◆ Text for analysis:

Segment Open

Two week wait referrals for possible cancer: how much of the variation between GP practices is due to CCGs and hospital trusts?

Talk Code: 
Chris Burton
Luke O'Neill, Phillip Oliver
Author institutions: 
University of Sheffield


Ensuring that patients with symptoms of possible cancer have access to prompt diagnostic tests and treatment is a key concern for healthcare systems. Variation between providers in referral or access to such services is an important performance issue. In the UK and Europe, particular attention has been drawn to variation in referral from primary to secondary care for patients with clinical features possibly indicative of cancer. We aimed to examine how much of this variation at practice level was attributable to local healthcare organisations and provision (CCGs and Acute Hospital Trusts)


We used multilevel linear regression on publicly available data over the 5 years from 2013- 2017. We included all practices in England with 50 or more two-week wait referrals over the period. For each practice we obtained standardised referral rates and calculated sensitivity and specificity of referrals for a diagnosis of cancer. We mapped each practice to a CCG and each CCG to an Acute Hospital Trust (AHT). We used three types of model: (a) random intercept, practice within CCG; (b) random slope and intercept, practice within CCG and (c) random intercept practice within CCG within AHT. The first two model types were run on all practices and the third only on practices where two or more CCGs mapped to the same AHT. All models were run before and after adjusting for practice characteristics. For models with cancer detection rate (sensitivity) as the outcome we also adjusted for specificity. We estimated the proportion of variation as either intraclass correlation coefficient, R-squared or both.


CCGs accounted for 21% of the variation between general practices in the standardised fast-track referral rate and 35% of the unadjusted variation in cancer detection rate (sensitivity). After including practice characteristics (specificity, deprivation, and proportion of patients aged over 65), CCGs accounted for 30% of the variation in cancer detection rate (compared to 13% accounted for by practice characteristics). In areas where a hospital trust was the main provider for multiple CCGs, trusts accounted for approximately twice as much variation as CCGs (between 62% and 70% of the explained variation).


This is the first large-scale finding that a substantial proportion of the variation between GP practices in referrals is attributable to their local healthcare systems. Efforts to reduce variation need to focus not just on individual practices but on local diagnostic service provision and culture at the interface of primary and secondary care.

Segment Closed

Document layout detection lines

Segment Open

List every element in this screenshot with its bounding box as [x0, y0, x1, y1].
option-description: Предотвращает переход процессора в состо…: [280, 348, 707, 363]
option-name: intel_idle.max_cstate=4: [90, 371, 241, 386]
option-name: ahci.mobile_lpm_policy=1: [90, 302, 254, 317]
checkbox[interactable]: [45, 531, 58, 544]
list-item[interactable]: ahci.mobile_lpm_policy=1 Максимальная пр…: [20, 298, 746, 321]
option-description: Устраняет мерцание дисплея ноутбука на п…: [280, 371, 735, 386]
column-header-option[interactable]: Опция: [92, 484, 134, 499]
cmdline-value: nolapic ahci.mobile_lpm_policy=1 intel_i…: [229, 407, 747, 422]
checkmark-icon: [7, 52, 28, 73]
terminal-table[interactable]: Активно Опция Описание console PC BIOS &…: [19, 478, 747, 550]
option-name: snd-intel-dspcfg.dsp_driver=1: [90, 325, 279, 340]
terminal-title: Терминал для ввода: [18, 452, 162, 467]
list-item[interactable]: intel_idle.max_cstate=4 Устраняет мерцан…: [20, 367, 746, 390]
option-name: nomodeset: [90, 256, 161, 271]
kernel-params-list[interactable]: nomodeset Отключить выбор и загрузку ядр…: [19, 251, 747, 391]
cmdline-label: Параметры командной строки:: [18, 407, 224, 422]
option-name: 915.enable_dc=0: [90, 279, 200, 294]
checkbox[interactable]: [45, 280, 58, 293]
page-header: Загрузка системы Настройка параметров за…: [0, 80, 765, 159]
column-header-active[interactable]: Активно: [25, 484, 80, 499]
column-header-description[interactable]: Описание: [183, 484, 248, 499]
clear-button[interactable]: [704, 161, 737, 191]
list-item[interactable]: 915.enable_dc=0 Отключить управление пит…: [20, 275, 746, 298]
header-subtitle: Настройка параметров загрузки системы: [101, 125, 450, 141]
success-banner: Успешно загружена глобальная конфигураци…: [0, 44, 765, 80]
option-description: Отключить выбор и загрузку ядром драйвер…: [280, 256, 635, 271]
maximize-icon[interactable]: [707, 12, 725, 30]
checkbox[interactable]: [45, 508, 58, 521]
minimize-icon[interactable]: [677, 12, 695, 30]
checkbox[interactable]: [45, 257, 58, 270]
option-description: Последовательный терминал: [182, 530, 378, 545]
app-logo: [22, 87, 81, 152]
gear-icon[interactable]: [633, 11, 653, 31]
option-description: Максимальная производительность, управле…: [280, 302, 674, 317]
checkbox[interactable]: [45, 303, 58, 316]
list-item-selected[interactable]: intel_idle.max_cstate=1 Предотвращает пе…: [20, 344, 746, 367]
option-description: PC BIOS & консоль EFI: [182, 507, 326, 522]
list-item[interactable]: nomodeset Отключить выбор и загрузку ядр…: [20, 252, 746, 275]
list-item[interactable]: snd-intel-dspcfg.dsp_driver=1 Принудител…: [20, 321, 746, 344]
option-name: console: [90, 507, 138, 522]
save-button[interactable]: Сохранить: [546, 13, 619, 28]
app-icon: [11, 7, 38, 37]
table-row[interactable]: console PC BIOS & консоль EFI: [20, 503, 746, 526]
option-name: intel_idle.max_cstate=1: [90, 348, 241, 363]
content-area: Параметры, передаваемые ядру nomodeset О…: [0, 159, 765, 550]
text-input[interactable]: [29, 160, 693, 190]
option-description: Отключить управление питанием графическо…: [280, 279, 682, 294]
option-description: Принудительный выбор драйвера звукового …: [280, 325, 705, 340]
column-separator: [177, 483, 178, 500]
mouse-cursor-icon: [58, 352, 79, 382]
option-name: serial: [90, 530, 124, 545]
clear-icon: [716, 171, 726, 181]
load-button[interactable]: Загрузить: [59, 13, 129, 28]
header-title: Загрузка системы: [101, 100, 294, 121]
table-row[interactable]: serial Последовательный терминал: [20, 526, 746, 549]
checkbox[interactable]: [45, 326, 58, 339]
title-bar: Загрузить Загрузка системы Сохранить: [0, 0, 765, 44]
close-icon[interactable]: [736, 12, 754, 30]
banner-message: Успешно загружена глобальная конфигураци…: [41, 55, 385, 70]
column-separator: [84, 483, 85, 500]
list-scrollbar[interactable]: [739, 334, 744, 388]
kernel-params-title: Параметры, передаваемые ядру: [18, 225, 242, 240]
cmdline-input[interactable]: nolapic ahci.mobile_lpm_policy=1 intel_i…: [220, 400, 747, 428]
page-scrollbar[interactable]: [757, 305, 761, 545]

Segment Closed

Could you copy everything from "This is the" down to "and secondary care." in the abstract on two-week wait referrals, substituting "regional healthcare systems" for "local healthcare systems"? Use only the abstract on two-week wait referrals, not the lines.

This is the first large-scale finding that a substantial proportion of the variation between GP practices in referrals is attributable to their regional healthcare systems. Efforts to reduce variation need to focus not just on individual practices but on local diagnostic service provision and culture at the interface of primary and secondary care.